--- start of Record list ---

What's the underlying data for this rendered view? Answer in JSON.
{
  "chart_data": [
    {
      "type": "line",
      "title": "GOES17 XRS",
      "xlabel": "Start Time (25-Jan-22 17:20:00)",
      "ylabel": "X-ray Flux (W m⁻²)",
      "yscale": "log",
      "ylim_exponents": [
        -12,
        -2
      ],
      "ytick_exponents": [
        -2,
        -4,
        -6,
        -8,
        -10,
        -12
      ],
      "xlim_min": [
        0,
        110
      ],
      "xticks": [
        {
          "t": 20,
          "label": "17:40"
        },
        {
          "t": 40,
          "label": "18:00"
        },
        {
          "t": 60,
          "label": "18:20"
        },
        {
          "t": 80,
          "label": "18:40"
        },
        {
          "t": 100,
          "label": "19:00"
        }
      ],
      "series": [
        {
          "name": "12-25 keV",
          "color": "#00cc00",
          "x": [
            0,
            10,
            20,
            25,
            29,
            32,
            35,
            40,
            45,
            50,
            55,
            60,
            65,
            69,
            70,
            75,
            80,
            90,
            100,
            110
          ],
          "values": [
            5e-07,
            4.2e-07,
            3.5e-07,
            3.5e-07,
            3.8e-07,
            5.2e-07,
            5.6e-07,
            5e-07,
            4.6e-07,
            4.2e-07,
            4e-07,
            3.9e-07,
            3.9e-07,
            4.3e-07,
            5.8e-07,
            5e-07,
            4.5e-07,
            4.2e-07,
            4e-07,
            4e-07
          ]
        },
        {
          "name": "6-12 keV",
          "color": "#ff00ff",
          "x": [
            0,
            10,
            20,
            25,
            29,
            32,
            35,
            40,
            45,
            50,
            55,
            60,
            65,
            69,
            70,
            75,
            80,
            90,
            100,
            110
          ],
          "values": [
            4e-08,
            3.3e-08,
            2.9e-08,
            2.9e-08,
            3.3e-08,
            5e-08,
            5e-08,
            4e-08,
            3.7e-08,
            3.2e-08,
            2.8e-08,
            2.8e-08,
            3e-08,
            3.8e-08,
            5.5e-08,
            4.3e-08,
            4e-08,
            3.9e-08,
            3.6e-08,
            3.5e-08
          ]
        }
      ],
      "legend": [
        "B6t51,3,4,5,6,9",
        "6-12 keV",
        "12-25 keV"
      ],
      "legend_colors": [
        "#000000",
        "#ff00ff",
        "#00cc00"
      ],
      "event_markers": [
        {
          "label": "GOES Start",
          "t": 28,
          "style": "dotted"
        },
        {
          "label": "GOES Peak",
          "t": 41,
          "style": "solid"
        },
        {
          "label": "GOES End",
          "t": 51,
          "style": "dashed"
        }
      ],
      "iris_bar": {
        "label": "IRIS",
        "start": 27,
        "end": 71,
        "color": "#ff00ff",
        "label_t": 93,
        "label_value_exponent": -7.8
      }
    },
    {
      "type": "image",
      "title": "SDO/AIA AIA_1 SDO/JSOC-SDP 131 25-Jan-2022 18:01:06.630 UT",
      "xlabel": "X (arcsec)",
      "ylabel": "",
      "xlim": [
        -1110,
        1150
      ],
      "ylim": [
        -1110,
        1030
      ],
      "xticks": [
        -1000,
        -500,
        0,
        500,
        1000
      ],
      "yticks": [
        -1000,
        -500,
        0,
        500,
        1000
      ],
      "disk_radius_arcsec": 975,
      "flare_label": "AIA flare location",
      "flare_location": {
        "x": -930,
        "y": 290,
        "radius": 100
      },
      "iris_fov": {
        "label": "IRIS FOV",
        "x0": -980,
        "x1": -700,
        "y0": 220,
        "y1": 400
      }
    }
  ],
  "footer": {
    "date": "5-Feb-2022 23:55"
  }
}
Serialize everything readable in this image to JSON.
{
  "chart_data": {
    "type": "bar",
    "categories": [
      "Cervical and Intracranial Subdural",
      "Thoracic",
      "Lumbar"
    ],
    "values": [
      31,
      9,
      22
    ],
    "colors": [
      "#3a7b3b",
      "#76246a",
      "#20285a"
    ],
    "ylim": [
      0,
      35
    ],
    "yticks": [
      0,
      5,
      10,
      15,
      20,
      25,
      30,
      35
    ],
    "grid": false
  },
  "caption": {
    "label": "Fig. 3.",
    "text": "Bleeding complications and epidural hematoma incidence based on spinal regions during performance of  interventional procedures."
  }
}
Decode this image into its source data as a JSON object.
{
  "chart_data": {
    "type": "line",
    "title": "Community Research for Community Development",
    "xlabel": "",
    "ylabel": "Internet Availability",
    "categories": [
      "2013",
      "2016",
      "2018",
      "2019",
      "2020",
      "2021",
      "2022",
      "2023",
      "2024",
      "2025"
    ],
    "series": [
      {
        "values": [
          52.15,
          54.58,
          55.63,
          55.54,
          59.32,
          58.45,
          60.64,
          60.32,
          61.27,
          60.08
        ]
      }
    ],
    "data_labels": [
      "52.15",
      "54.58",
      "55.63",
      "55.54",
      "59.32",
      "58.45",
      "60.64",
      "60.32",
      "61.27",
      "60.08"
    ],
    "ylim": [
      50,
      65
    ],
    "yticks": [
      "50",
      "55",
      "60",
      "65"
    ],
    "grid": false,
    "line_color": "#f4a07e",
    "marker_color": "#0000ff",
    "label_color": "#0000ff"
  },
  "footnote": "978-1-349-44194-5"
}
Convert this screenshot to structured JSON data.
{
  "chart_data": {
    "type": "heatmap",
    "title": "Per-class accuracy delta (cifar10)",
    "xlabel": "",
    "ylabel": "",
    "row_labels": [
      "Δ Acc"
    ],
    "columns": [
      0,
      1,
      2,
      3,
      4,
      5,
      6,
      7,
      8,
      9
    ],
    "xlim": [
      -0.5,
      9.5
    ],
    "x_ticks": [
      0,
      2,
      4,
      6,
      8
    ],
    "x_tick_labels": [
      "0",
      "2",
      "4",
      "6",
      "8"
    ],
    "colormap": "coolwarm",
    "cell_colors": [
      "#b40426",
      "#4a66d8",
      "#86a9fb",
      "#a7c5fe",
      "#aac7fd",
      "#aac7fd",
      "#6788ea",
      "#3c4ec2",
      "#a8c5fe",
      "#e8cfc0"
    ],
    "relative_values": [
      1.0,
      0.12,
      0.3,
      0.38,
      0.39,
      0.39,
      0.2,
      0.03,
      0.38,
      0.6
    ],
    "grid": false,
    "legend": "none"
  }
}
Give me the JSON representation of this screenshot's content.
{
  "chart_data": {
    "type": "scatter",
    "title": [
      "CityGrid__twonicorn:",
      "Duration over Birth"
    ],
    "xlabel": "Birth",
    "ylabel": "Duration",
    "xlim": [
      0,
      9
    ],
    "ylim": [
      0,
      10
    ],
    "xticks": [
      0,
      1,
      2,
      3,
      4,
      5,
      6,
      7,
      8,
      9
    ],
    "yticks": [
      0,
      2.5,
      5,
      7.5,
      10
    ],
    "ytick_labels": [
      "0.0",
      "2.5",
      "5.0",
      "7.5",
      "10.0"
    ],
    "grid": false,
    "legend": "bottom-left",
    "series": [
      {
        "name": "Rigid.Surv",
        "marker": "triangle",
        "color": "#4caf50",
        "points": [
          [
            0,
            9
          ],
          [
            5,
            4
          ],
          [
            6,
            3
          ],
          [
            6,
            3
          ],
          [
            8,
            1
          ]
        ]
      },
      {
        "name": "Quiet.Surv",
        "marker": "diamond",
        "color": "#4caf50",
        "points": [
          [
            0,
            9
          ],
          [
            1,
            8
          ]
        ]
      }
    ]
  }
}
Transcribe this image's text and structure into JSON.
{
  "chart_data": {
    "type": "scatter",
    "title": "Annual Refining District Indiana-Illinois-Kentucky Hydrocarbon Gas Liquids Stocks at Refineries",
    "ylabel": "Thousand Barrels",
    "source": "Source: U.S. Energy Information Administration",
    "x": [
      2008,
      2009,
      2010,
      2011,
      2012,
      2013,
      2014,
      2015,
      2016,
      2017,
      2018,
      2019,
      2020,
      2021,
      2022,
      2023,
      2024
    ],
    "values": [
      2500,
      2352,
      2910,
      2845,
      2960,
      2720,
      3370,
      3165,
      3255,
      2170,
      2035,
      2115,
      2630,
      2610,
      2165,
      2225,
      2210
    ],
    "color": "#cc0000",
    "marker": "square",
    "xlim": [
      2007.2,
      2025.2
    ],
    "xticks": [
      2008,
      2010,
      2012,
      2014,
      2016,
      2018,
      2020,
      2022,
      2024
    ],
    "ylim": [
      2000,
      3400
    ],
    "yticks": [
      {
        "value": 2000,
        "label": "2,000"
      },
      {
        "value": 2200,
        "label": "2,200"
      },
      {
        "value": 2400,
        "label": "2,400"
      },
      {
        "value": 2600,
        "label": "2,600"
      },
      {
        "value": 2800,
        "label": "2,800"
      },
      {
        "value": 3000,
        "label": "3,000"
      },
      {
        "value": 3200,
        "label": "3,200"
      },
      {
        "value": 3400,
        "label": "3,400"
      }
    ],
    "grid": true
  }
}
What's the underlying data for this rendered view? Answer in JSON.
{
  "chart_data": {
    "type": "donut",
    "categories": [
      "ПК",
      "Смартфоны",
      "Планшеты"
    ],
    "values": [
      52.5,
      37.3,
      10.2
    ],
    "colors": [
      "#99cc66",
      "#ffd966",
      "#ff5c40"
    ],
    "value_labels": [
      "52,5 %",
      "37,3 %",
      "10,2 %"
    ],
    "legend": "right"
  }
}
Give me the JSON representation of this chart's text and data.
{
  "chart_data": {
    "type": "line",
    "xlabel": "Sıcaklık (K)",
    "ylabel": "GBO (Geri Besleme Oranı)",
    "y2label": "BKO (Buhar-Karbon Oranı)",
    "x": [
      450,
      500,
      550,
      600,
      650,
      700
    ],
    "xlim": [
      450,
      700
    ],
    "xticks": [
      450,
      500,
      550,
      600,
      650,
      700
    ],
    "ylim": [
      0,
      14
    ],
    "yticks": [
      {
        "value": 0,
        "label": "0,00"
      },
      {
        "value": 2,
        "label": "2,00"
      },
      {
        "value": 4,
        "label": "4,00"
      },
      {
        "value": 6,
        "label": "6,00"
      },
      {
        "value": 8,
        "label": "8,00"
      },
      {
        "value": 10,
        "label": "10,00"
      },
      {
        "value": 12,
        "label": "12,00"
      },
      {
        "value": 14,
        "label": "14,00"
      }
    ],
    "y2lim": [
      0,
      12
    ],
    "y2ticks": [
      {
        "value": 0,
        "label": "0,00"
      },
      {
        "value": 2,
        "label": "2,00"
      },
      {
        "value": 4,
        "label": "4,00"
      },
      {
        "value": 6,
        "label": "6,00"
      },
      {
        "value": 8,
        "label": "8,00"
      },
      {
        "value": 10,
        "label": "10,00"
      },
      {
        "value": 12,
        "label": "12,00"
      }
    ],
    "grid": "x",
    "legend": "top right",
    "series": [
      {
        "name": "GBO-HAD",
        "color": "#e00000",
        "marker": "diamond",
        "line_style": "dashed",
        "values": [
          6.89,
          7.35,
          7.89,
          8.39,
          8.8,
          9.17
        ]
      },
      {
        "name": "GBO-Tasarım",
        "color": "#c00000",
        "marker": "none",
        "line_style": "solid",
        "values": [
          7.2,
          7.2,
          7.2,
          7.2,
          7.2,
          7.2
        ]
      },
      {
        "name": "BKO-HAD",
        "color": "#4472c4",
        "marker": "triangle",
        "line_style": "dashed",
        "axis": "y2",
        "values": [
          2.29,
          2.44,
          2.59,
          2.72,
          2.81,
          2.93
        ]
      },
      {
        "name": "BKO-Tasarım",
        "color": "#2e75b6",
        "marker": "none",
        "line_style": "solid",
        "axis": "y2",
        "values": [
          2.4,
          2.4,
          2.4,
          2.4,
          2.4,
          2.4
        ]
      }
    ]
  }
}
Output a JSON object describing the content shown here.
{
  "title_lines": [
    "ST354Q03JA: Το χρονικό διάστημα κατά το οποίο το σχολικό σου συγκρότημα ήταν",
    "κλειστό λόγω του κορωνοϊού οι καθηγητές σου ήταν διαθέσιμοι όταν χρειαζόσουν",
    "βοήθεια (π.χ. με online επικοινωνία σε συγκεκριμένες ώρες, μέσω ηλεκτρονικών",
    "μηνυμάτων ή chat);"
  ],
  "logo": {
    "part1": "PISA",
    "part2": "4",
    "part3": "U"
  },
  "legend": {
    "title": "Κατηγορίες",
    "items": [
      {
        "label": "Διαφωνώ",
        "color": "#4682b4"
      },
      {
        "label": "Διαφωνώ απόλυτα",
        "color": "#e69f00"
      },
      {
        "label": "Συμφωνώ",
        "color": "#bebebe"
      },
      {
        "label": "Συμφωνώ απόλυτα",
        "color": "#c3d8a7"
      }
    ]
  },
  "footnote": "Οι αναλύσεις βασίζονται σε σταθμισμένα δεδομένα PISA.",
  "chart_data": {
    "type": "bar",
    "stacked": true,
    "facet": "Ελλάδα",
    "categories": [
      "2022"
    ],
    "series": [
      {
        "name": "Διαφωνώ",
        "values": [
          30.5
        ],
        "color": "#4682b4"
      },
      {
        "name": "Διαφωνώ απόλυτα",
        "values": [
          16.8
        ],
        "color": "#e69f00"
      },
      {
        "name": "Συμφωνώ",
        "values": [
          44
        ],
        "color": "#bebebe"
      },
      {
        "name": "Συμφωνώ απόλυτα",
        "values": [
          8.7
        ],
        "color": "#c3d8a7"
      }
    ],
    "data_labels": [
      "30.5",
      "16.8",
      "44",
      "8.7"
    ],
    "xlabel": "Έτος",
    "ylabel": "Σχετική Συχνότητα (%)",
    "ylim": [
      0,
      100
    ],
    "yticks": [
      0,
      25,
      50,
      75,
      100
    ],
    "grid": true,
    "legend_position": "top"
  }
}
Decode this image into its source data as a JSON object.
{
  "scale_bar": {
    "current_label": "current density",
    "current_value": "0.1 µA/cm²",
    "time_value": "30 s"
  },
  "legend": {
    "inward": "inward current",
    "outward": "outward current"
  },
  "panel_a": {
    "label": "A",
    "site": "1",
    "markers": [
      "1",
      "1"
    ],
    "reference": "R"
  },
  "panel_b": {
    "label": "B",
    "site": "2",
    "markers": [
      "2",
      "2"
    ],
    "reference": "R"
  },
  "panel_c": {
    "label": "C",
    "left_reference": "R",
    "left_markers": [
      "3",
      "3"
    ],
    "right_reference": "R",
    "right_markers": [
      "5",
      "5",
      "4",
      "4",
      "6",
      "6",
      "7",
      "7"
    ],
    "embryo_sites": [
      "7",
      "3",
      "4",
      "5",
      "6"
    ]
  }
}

--- end of Record list ---

• Exercise objective:
Look through the entries above and report each line where the string "Give" occurs.

• Answer to this task:
Give me the JSON representation of this screenshot's content.
Give me the JSON representation of this chart's text and data.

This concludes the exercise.